■ WORK TO COMPLETE ■
Count the lines of the records below that contain the string "NVIDIA", with case taken into account. Give only the number.

>> START STORED ROWS

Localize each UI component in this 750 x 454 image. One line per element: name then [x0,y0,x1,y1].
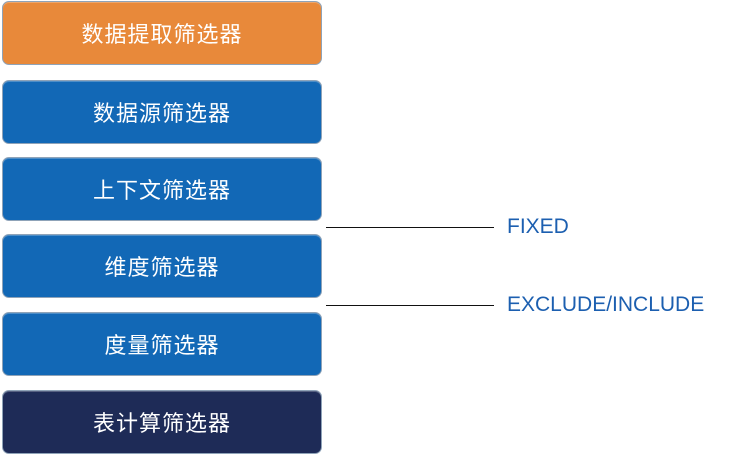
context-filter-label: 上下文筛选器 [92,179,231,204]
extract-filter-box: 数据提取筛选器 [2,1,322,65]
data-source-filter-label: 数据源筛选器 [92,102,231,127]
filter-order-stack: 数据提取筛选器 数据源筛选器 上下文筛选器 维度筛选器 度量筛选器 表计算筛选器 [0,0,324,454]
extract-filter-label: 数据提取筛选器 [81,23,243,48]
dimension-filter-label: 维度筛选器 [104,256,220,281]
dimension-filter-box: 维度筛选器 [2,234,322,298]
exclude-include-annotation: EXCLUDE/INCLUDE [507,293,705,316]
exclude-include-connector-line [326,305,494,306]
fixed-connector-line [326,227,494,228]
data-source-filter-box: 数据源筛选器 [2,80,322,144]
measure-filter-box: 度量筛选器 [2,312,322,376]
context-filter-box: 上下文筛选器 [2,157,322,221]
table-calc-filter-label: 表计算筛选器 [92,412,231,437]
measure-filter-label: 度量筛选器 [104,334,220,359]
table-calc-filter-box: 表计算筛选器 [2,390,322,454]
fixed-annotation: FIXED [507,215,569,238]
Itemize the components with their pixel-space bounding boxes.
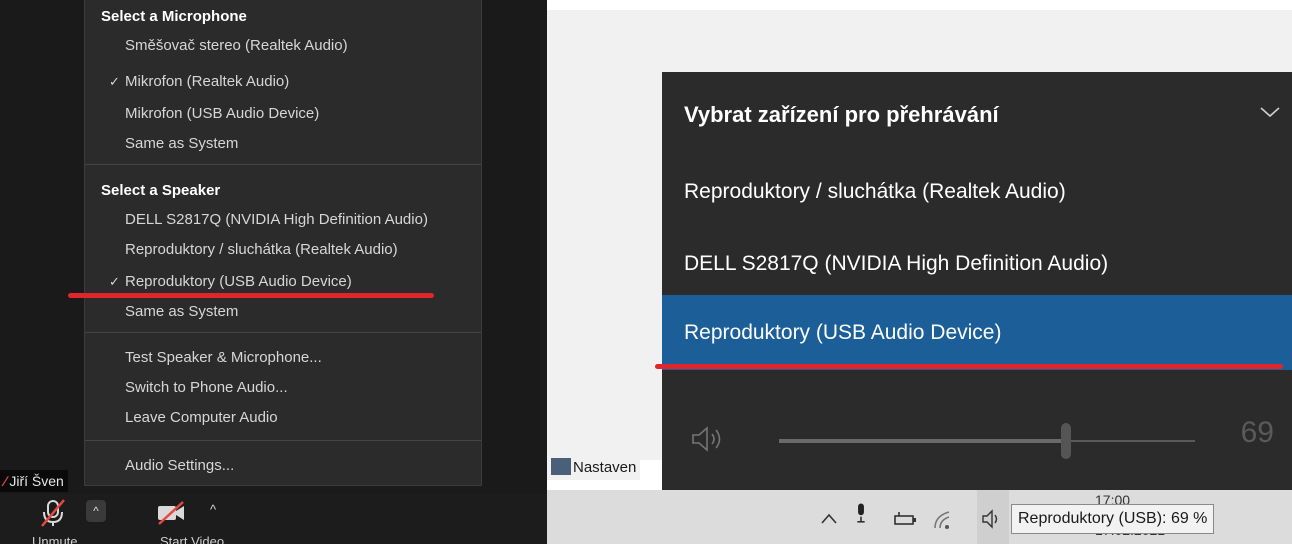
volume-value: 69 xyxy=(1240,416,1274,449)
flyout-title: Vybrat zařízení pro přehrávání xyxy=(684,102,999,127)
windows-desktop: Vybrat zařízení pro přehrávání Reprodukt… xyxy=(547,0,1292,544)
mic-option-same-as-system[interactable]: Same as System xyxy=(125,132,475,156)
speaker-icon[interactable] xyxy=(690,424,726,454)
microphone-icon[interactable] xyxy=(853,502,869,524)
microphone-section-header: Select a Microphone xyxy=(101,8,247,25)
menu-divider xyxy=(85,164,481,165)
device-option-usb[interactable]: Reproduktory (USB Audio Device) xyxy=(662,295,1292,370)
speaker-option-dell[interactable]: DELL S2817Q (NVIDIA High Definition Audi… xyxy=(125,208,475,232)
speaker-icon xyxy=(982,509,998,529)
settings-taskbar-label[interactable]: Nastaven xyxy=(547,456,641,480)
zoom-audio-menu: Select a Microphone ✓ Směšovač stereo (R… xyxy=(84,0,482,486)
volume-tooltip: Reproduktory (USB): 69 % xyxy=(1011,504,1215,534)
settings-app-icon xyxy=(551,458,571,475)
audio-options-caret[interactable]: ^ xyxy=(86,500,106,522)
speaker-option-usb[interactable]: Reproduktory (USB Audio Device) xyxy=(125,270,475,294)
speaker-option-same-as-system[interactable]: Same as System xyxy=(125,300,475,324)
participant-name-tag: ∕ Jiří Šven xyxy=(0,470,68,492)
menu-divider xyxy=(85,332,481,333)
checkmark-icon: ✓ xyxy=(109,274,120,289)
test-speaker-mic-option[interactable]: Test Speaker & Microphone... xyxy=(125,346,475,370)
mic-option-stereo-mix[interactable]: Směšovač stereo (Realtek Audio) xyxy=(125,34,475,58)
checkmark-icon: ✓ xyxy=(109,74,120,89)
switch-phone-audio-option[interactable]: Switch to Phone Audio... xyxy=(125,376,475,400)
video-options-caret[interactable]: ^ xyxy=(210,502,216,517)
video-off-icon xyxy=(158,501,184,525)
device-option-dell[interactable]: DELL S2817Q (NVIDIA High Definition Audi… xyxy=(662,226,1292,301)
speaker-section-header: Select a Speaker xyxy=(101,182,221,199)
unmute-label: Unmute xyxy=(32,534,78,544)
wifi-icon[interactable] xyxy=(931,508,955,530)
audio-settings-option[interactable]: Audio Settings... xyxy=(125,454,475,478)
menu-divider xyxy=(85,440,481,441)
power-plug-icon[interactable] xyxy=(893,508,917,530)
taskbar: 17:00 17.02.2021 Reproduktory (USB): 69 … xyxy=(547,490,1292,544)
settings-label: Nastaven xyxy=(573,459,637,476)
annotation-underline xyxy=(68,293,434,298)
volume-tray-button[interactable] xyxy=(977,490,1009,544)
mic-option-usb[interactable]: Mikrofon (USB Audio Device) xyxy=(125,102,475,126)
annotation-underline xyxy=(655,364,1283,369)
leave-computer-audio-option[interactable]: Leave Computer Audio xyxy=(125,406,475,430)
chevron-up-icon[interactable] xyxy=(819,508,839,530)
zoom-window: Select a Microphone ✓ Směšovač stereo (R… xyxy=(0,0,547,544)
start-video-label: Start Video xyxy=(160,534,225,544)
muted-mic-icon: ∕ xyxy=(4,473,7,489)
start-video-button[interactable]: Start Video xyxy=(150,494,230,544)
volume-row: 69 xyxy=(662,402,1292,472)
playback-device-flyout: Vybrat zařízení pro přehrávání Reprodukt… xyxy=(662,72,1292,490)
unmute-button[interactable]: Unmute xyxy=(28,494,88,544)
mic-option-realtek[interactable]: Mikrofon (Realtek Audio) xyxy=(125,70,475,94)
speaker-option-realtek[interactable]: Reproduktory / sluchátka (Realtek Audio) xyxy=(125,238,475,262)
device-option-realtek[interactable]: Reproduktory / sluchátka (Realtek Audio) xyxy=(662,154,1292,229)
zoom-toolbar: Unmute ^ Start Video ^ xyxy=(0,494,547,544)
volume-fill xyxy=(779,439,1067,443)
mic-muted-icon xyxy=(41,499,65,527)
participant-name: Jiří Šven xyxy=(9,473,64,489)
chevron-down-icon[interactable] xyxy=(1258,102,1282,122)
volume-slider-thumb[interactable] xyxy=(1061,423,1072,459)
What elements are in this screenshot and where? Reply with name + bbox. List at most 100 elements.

>> END STORED ROWS

■ THE ANSWER ■
2